= TRY IT =
Restate all entries exactly.

= DATA UNDER STUDY =
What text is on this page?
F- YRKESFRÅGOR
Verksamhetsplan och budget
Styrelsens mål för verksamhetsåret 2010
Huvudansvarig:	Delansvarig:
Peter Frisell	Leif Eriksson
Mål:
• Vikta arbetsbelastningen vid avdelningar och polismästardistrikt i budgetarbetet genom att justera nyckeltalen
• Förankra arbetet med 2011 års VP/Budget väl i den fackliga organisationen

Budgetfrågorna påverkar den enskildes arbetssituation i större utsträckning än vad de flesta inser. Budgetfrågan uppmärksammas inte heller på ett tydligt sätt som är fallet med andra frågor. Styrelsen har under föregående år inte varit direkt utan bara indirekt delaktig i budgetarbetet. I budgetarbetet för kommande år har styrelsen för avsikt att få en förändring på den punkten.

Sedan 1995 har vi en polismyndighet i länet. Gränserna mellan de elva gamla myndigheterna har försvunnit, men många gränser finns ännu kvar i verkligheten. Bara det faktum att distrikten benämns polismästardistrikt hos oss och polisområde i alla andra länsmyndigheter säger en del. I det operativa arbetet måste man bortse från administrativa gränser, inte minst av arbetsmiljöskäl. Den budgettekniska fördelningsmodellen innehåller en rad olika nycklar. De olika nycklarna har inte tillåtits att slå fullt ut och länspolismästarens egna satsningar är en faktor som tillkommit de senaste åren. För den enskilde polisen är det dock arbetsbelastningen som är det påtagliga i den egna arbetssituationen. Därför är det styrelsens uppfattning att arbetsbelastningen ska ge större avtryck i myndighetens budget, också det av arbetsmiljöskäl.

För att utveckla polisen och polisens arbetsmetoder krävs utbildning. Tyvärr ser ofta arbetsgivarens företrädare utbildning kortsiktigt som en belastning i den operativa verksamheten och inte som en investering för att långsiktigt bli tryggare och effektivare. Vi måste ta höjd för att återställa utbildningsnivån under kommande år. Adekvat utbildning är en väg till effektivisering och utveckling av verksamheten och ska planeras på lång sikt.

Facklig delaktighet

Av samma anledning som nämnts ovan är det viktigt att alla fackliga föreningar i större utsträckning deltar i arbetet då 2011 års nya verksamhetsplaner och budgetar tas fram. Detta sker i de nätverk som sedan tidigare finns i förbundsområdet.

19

= THE ANSWER =
What text is on this page?
F- YRKESFRÅGOR
Verksamhetsplan och budget
Styrelsens mål för verksamhetsåret 2010
Huvudansvarig:	Delansvarig:
Peter Frisell	Leif Eriksson
Mål:
• Vikta arbetsbelastningen vid avdelningar och polismästardistrikt i budgetarbetet genom att justera nyckeltalen
• Förankra arbetet med 2011 års VP/Budget väl i den fackliga organisationen

Budgetfrågorna påverkar den enskildes arbetssituation i större utsträckning än vad de flesta inser. Budgetfrågan uppmärksammas inte heller på ett tydligt sätt som är fallet med andra frågor. Styrelsen har under föregående år inte varit direkt utan bara indirekt delaktig i budgetarbetet. I budgetarbetet för kommande år har styrelsen för avsikt att få en förändring på den punkten.

Sedan 1995 har vi en polismyndighet i länet. Gränserna mellan de elva gamla myndigheterna har försvunnit, men många gränser finns ännu kvar i verkligheten. Bara det faktum att distrikten benämns polismästardistrikt hos oss och polisområde i alla andra länsmyndigheter säger en del. I det operativa arbetet måste man bortse från administrativa gränser, inte minst av arbetsmiljöskäl. Den budgettekniska fördelningsmodellen innehåller en rad olika nycklar. De olika nycklarna har inte tillåtits att slå fullt ut och länspolismästarens egna satsningar är en faktor som tillkommit de senaste åren. För den enskilde polisen är det dock arbetsbelastningen som är det påtagliga i den egna arbetssituationen. Därför är det styrelsens uppfattning att arbetsbelastningen ska ge större avtryck i myndighetens budget, också det av arbetsmiljöskäl.

För att utveckla polisen och polisens arbetsmetoder krävs utbildning. Tyvärr ser ofta arbetsgivarens företrädare utbildning kortsiktigt som en belastning i den operativa verksamheten och inte som en investering för att långsiktigt bli tryggare och effektivare. Vi måste ta höjd för att återställa utbildningsnivån under kommande år. Adekvat utbildning är en väg till effektivisering och utveckling av verksamheten och ska planeras på lång sikt.

Facklig delaktighet

Av samma anledning som nämnts ovan är det viktigt att alla fackliga föreningar i större utsträckning deltar i arbetet då 2011 års nya verksamhetsplaner och budgetar tas fram. Detta sker i de nätverk som sedan tidigare finns i förbundsområdet.

19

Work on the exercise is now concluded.